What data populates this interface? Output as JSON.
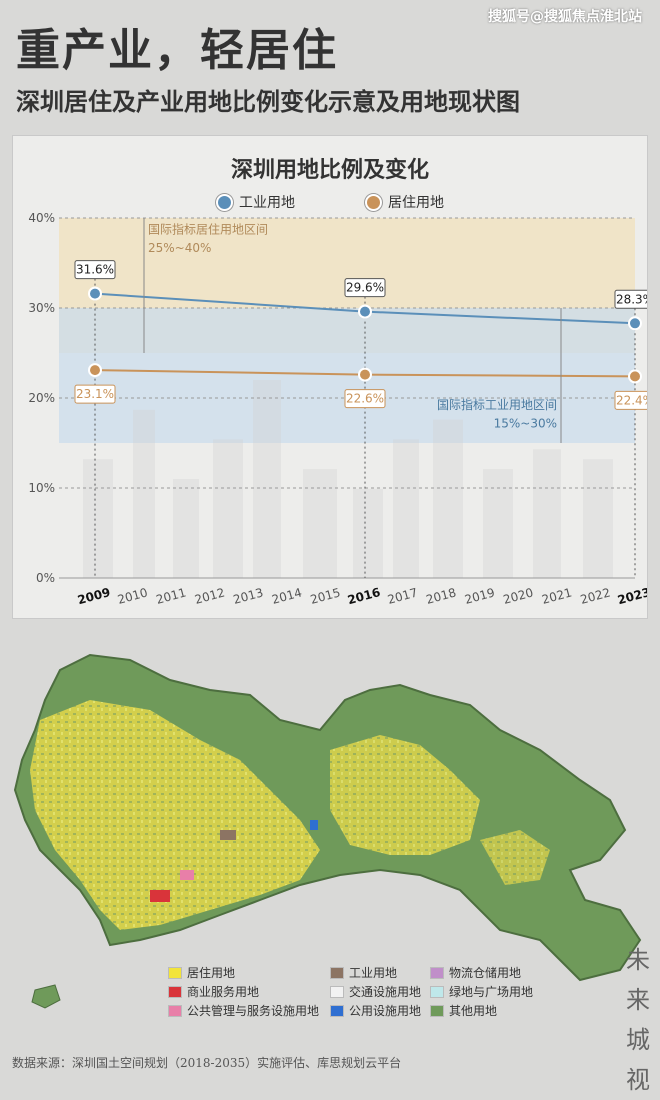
{
  "header": {
    "title": "重产业，轻居住",
    "subtitle": "深圳居住及产业用地比例变化示意及用地现状图",
    "watermark": "搜狐号@搜狐焦点淮北站"
  },
  "colors": {
    "industrial": "#5b8fb9",
    "residential": "#c9935a",
    "residential_band": "#efe2c4",
    "industrial_band": "#cbdcec"
  },
  "chart_data": {
    "type": "line",
    "title": "深圳用地比例及变化",
    "x": [
      "2009",
      "2010",
      "2011",
      "2012",
      "2013",
      "2014",
      "2015",
      "2016",
      "2017",
      "2018",
      "2019",
      "2020",
      "2021",
      "2022",
      "2023"
    ],
    "bold_x": [
      "2009",
      "2016",
      "2023"
    ],
    "ylim": [
      0,
      40
    ],
    "yticks": [
      "0%",
      "10%",
      "20%",
      "30%",
      "40%"
    ],
    "series": [
      {
        "name": "工业用地",
        "x": [
          "2009",
          "2016",
          "2023"
        ],
        "values": [
          31.6,
          29.6,
          28.3
        ],
        "labels": [
          "31.6%",
          "29.6%",
          "28.3%"
        ],
        "color": "#5b8fb9"
      },
      {
        "name": "居住用地",
        "x": [
          "2009",
          "2016",
          "2023"
        ],
        "values": [
          23.1,
          22.6,
          22.4
        ],
        "labels": [
          "23.1%",
          "22.6%",
          "22.4%"
        ],
        "color": "#c9935a"
      }
    ],
    "bands": [
      {
        "label": "国际指标居住用地区间",
        "range_label": "25%~40%",
        "from": 25,
        "to": 40
      },
      {
        "label": "国际指标工业用地区间",
        "range_label": "15%~30%",
        "from": 15,
        "to": 30
      }
    ]
  },
  "map_legend": [
    {
      "label": "居住用地",
      "color": "#f2e43a"
    },
    {
      "label": "工业用地",
      "color": "#8c7463"
    },
    {
      "label": "物流仓储用地",
      "color": "#c08fc9"
    },
    {
      "label": "商业服务用地",
      "color": "#d9343a"
    },
    {
      "label": "交通设施用地",
      "color": "#f2f2f2"
    },
    {
      "label": "绿地与广场用地",
      "color": "#bfe8ea"
    },
    {
      "label": "公共管理与服务设施用地",
      "color": "#e87fa8"
    },
    {
      "label": "公用设施用地",
      "color": "#2f6fd1"
    },
    {
      "label": "其他用地",
      "color": "#6f9a5a"
    }
  ],
  "side_text": [
    "未",
    "来",
    "城",
    "视"
  ],
  "source": "数据来源：深圳国土空间规划（2018-2035）实施评估、库思规划云平台"
}
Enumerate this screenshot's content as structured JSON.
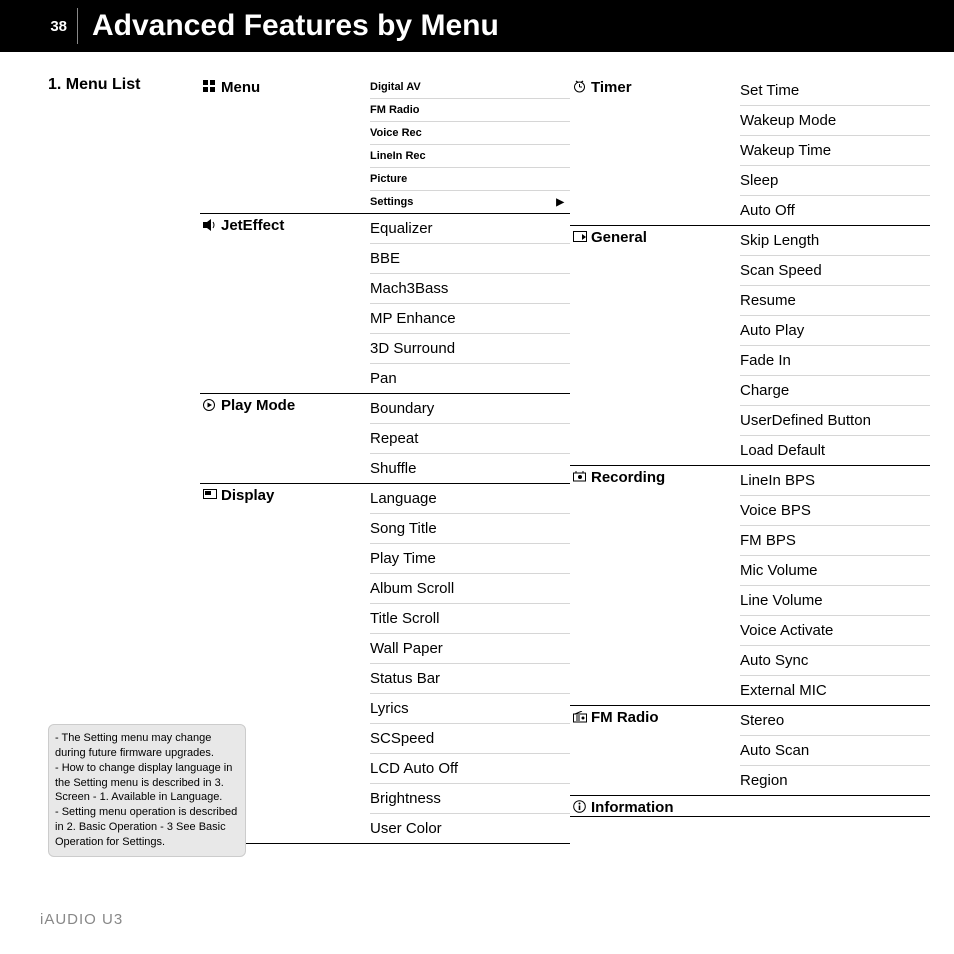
{
  "page_number": "38",
  "title": "Advanced Features by Menu",
  "section_heading": "1. Menu List",
  "footer": "iAUDIO U3",
  "note_lines": [
    "- The Setting menu may change during future firmware upgrades.",
    "- How to change display language in the Setting menu is described in 3. Screen - 1. Available in Language.",
    "- Setting menu operation is described in 2. Basic Operation - 3 See Basic Operation for Settings."
  ],
  "left_groups": [
    {
      "label": "Menu",
      "icon": "grid",
      "small": true,
      "items": [
        "Digital AV",
        "FM Radio",
        "Voice Rec",
        "LineIn Rec",
        "Picture",
        "Settings"
      ],
      "last_has_arrow": true
    },
    {
      "label": "JetEffect",
      "icon": "speaker",
      "items": [
        "Equalizer",
        "BBE",
        "Mach3Bass",
        "MP Enhance",
        "3D Surround",
        "Pan"
      ]
    },
    {
      "label": "Play Mode",
      "icon": "play",
      "items": [
        "Boundary",
        "Repeat",
        "Shuffle"
      ]
    },
    {
      "label": "Display",
      "icon": "display",
      "items": [
        "Language",
        "Song Title",
        "Play Time",
        "Album Scroll",
        "Title Scroll",
        "Wall Paper",
        "Status Bar",
        "Lyrics",
        "SCSpeed",
        "LCD Auto Off",
        "Brightness",
        "User Color"
      ]
    }
  ],
  "right_groups": [
    {
      "label": "Timer",
      "icon": "clock",
      "items": [
        "Set Time",
        "Wakeup Mode",
        "Wakeup Time",
        "Sleep",
        "Auto Off"
      ]
    },
    {
      "label": "General",
      "icon": "general",
      "items": [
        "Skip Length",
        "Scan Speed",
        "Resume",
        "Auto Play",
        "Fade In",
        "Charge",
        "UserDefined Button",
        "Load Default"
      ]
    },
    {
      "label": "Recording",
      "icon": "rec",
      "items": [
        "LineIn BPS",
        "Voice BPS",
        "FM BPS",
        "Mic Volume",
        "Line Volume",
        "Voice Activate",
        "Auto Sync",
        "External MIC"
      ]
    },
    {
      "label": "FM Radio",
      "icon": "radio",
      "items": [
        "Stereo",
        "Auto Scan",
        "Region"
      ]
    },
    {
      "label": "Information",
      "icon": "info",
      "items": []
    }
  ],
  "styling": {
    "header_bg": "#000000",
    "header_text": "#ffffff",
    "body_bg": "#ffffff",
    "text_color": "#000000",
    "divider_color": "#d6d6d6",
    "group_border": "#000000",
    "note_bg": "#e8e8e8",
    "footer_color": "#888888",
    "title_fontsize": 30,
    "section_fontsize": 16,
    "item_fontsize": 15,
    "small_item_fontsize": 11,
    "note_fontsize": 11
  }
}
• • •
* [YOUR TASK] Reproduce the material above in full, exactly, with no images.

* [FULL OUTPUT]
What data populates this interface? Output as JSON.
{
  "header": {
    "title": "重产业，轻居住",
    "subtitle": "深圳居住及产业用地比例变化示意及用地现状图",
    "watermark": "搜狐号@搜狐焦点淮北站"
  },
  "colors": {
    "industrial": "#5b8fb9",
    "residential": "#c9935a",
    "residential_band": "#efe2c4",
    "industrial_band": "#cbdcec"
  },
  "chart_data": {
    "type": "line",
    "title": "深圳用地比例及变化",
    "x": [
      "2009",
      "2010",
      "2011",
      "2012",
      "2013",
      "2014",
      "2015",
      "2016",
      "2017",
      "2018",
      "2019",
      "2020",
      "2021",
      "2022",
      "2023"
    ],
    "bold_x": [
      "2009",
      "2016",
      "2023"
    ],
    "ylim": [
      0,
      40
    ],
    "yticks": [
      "0%",
      "10%",
      "20%",
      "30%",
      "40%"
    ],
    "series": [
      {
        "name": "工业用地",
        "x": [
          "2009",
          "2016",
          "2023"
        ],
        "values": [
          31.6,
          29.6,
          28.3
        ],
        "labels": [
          "31.6%",
          "29.6%",
          "28.3%"
        ],
        "color": "#5b8fb9"
      },
      {
        "name": "居住用地",
        "x": [
          "2009",
          "2016",
          "2023"
        ],
        "values": [
          23.1,
          22.6,
          22.4
        ],
        "labels": [
          "23.1%",
          "22.6%",
          "22.4%"
        ],
        "color": "#c9935a"
      }
    ],
    "bands": [
      {
        "label": "国际指标居住用地区间",
        "range_label": "25%~40%",
        "from": 25,
        "to": 40
      },
      {
        "label": "国际指标工业用地区间",
        "range_label": "15%~30%",
        "from": 15,
        "to": 30
      }
    ]
  },
  "map_legend": [
    {
      "label": "居住用地",
      "color": "#f2e43a"
    },
    {
      "label": "工业用地",
      "color": "#8c7463"
    },
    {
      "label": "物流仓储用地",
      "color": "#c08fc9"
    },
    {
      "label": "商业服务用地",
      "color": "#d9343a"
    },
    {
      "label": "交通设施用地",
      "color": "#f2f2f2"
    },
    {
      "label": "绿地与广场用地",
      "color": "#bfe8ea"
    },
    {
      "label": "公共管理与服务设施用地",
      "color": "#e87fa8"
    },
    {
      "label": "公用设施用地",
      "color": "#2f6fd1"
    },
    {
      "label": "其他用地",
      "color": "#6f9a5a"
    }
  ],
  "side_text": [
    "未",
    "来",
    "城",
    "视"
  ],
  "source": "数据来源：深圳国土空间规划（2018-2035）实施评估、库思规划云平台"
}
Enumerate this screenshot's content as structured JSON.
{
  "page_number": "38",
  "title": "Advanced Features by Menu",
  "section_heading": "1. Menu List",
  "footer": "iAUDIO U3",
  "note_lines": [
    "- The Setting menu may change during future firmware upgrades.",
    "- How to change display language in the Setting menu is described in 3. Screen - 1. Available in Language.",
    "- Setting menu operation is described in 2. Basic Operation - 3 See Basic Operation for Settings."
  ],
  "left_groups": [
    {
      "label": "Menu",
      "icon": "grid",
      "small": true,
      "items": [
        "Digital AV",
        "FM Radio",
        "Voice Rec",
        "LineIn Rec",
        "Picture",
        "Settings"
      ],
      "last_has_arrow": true
    },
    {
      "label": "JetEffect",
      "icon": "speaker",
      "items": [
        "Equalizer",
        "BBE",
        "Mach3Bass",
        "MP Enhance",
        "3D Surround",
        "Pan"
      ]
    },
    {
      "label": "Play Mode",
      "icon": "play",
      "items": [
        "Boundary",
        "Repeat",
        "Shuffle"
      ]
    },
    {
      "label": "Display",
      "icon": "display",
      "items": [
        "Language",
        "Song Title",
        "Play Time",
        "Album Scroll",
        "Title Scroll",
        "Wall Paper",
        "Status Bar",
        "Lyrics",
        "SCSpeed",
        "LCD Auto Off",
        "Brightness",
        "User Color"
      ]
    }
  ],
  "right_groups": [
    {
      "label": "Timer",
      "icon": "clock",
      "items": [
        "Set Time",
        "Wakeup Mode",
        "Wakeup Time",
        "Sleep",
        "Auto Off"
      ]
    },
    {
      "label": "General",
      "icon": "general",
      "items": [
        "Skip Length",
        "Scan Speed",
        "Resume",
        "Auto Play",
        "Fade In",
        "Charge",
        "UserDefined Button",
        "Load Default"
      ]
    },
    {
      "label": "Recording",
      "icon": "rec",
      "items": [
        "LineIn BPS",
        "Voice BPS",
        "FM BPS",
        "Mic Volume",
        "Line Volume",
        "Voice Activate",
        "Auto Sync",
        "External MIC"
      ]
    },
    {
      "label": "FM Radio",
      "icon": "radio",
      "items": [
        "Stereo",
        "Auto Scan",
        "Region"
      ]
    },
    {
      "label": "Information",
      "icon": "info",
      "items": []
    }
  ],
  "styling": {
    "header_bg": "#000000",
    "header_text": "#ffffff",
    "body_bg": "#ffffff",
    "text_color": "#000000",
    "divider_color": "#d6d6d6",
    "group_border": "#000000",
    "note_bg": "#e8e8e8",
    "footer_color": "#888888",
    "title_fontsize": 30,
    "section_fontsize": 16,
    "item_fontsize": 15,
    "small_item_fontsize": 11,
    "note_fontsize": 11
  }
}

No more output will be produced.